— START WORKING DATA —
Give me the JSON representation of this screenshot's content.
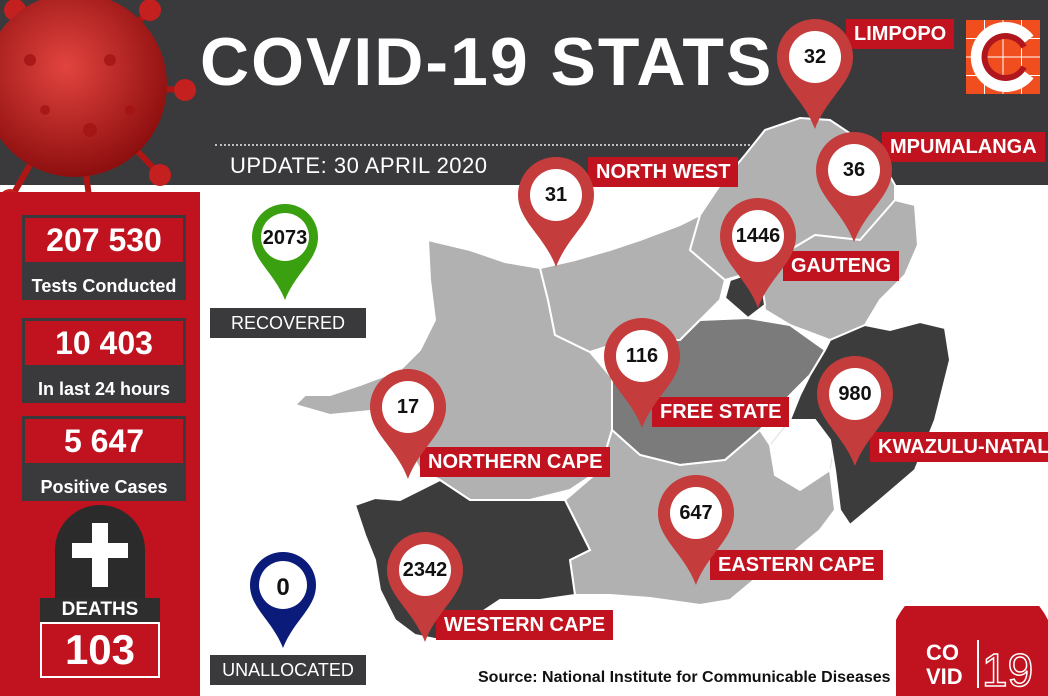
{
  "title": "COVID-19 STATS",
  "update": "UPDATE: 30 APRIL 2020",
  "stats": [
    {
      "value": "207 530",
      "label": "Tests Conducted"
    },
    {
      "value": "10 403",
      "label": "In last 24 hours"
    },
    {
      "value": "5 647",
      "label": "Positive Cases"
    }
  ],
  "deaths": {
    "label": "DEATHS",
    "value": "103"
  },
  "recovered": {
    "value": "2073",
    "label": "RECOVERED"
  },
  "unallocated": {
    "value": "0",
    "label": "UNALLOCATED"
  },
  "provinces": [
    {
      "name": "LIMPOPO",
      "value": "32"
    },
    {
      "name": "MPUMALANGA",
      "value": "36"
    },
    {
      "name": "NORTH WEST",
      "value": "31"
    },
    {
      "name": "GAUTENG",
      "value": "1446"
    },
    {
      "name": "FREE STATE",
      "value": "116"
    },
    {
      "name": "KWAZULU-NATAL",
      "value": "980"
    },
    {
      "name": "NORTHERN CAPE",
      "value": "17"
    },
    {
      "name": "EASTERN CAPE",
      "value": "647"
    },
    {
      "name": "WESTERN CAPE",
      "value": "2342"
    }
  ],
  "source": "Source: National Institute for Communicable Diseases",
  "badge": {
    "line1": "CO",
    "line2": "VID",
    "numeral": "19"
  },
  "colors": {
    "header": "#3a3a3c",
    "accent": "#c1121f",
    "recovered": "#3aa00f",
    "unallocated": "#0b1b7a",
    "region_dark": "#3c3c3c",
    "region_mid": "#7b7b7b",
    "region_light": "#b1b1b1"
  }
}
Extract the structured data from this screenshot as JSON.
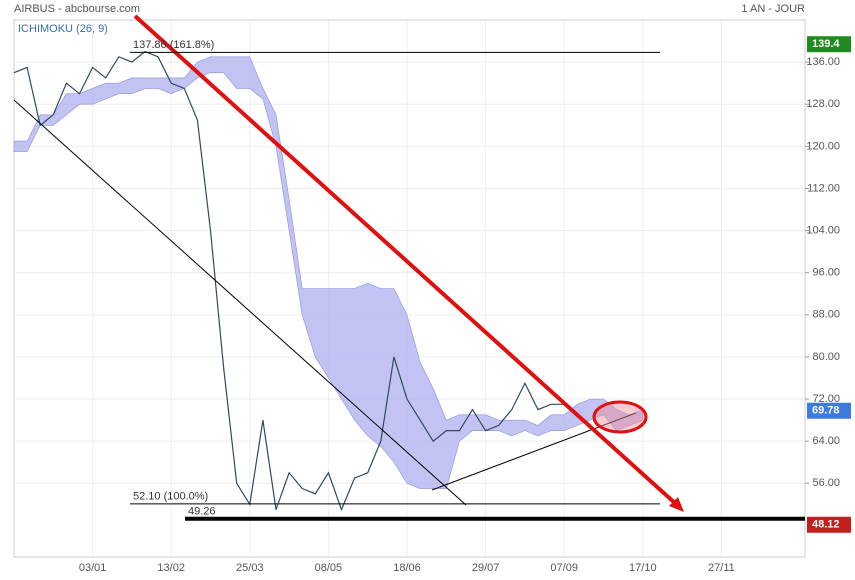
— END WORKING DATA —
--- WORK REQUIRED ---
Where a line of the material above holds the string "name", copy that line.

--- ANSWER ---
      "name": "LIMPOPO",
      "name": "MPUMALANGA",
      "name": "NORTH WEST",
      "name": "GAUTENG",
      "name": "FREE STATE",
      "name": "KWAZULU-NATAL",
      "name": "NORTHERN CAPE",
      "name": "EASTERN CAPE",
      "name": "WESTERN CAPE",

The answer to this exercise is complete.